Task details: Repeat the data below exactly, dropping any pictures it holds.

(Figure content listings)
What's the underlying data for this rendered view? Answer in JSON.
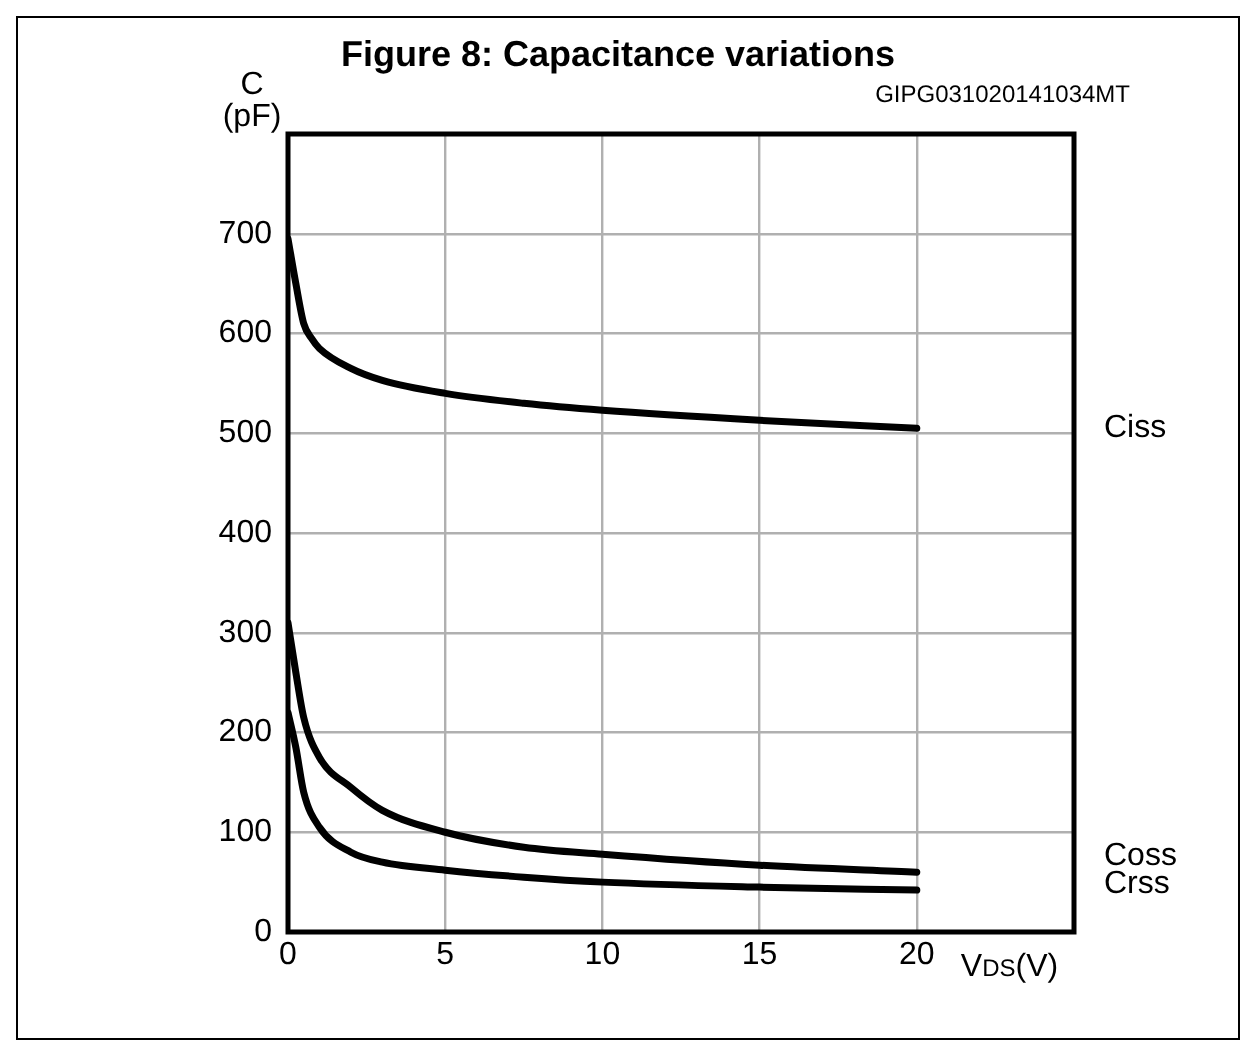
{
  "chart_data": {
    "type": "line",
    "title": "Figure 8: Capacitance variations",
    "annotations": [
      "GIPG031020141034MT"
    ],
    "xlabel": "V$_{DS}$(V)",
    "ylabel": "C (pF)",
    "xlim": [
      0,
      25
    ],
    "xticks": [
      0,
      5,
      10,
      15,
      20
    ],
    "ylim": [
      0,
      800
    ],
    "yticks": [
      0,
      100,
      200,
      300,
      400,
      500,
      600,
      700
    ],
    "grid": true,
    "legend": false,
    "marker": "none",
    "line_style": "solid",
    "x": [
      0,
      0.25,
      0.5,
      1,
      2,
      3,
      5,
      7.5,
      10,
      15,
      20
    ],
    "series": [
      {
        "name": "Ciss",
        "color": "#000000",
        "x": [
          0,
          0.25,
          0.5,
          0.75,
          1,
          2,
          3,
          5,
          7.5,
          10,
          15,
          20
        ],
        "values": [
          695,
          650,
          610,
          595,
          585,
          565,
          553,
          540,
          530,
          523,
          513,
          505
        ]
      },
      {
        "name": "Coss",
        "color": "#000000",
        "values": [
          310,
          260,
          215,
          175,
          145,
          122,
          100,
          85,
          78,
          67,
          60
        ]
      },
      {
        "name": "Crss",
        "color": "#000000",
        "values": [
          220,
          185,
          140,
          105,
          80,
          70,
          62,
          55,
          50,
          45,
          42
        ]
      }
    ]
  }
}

Solution for this problem:
What's the underlying data for this rendered view? Answer in JSON.
{
  "chart_data": {
    "type": "line",
    "title": "Figure 8: Capacitance variations",
    "annotations": [
      "GIPG031020141034MT"
    ],
    "xlabel": "V$_{DS}$(V)",
    "ylabel": "C (pF)",
    "xlim": [
      0,
      25
    ],
    "xticks": [
      0,
      5,
      10,
      15,
      20
    ],
    "ylim": [
      0,
      800
    ],
    "yticks": [
      0,
      100,
      200,
      300,
      400,
      500,
      600,
      700
    ],
    "grid": true,
    "legend": false,
    "marker": "none",
    "line_style": "solid",
    "x": [
      0,
      0.25,
      0.5,
      1,
      2,
      3,
      5,
      7.5,
      10,
      15,
      20
    ],
    "series": [
      {
        "name": "Ciss",
        "color": "#000000",
        "x": [
          0,
          0.25,
          0.5,
          0.75,
          1,
          2,
          3,
          5,
          7.5,
          10,
          15,
          20
        ],
        "values": [
          695,
          650,
          610,
          595,
          585,
          565,
          553,
          540,
          530,
          523,
          513,
          505
        ]
      },
      {
        "name": "Coss",
        "color": "#000000",
        "values": [
          310,
          260,
          215,
          175,
          145,
          122,
          100,
          85,
          78,
          67,
          60
        ]
      },
      {
        "name": "Crss",
        "color": "#000000",
        "values": [
          220,
          185,
          140,
          105,
          80,
          70,
          62,
          55,
          50,
          45,
          42
        ]
      }
    ]
  }
}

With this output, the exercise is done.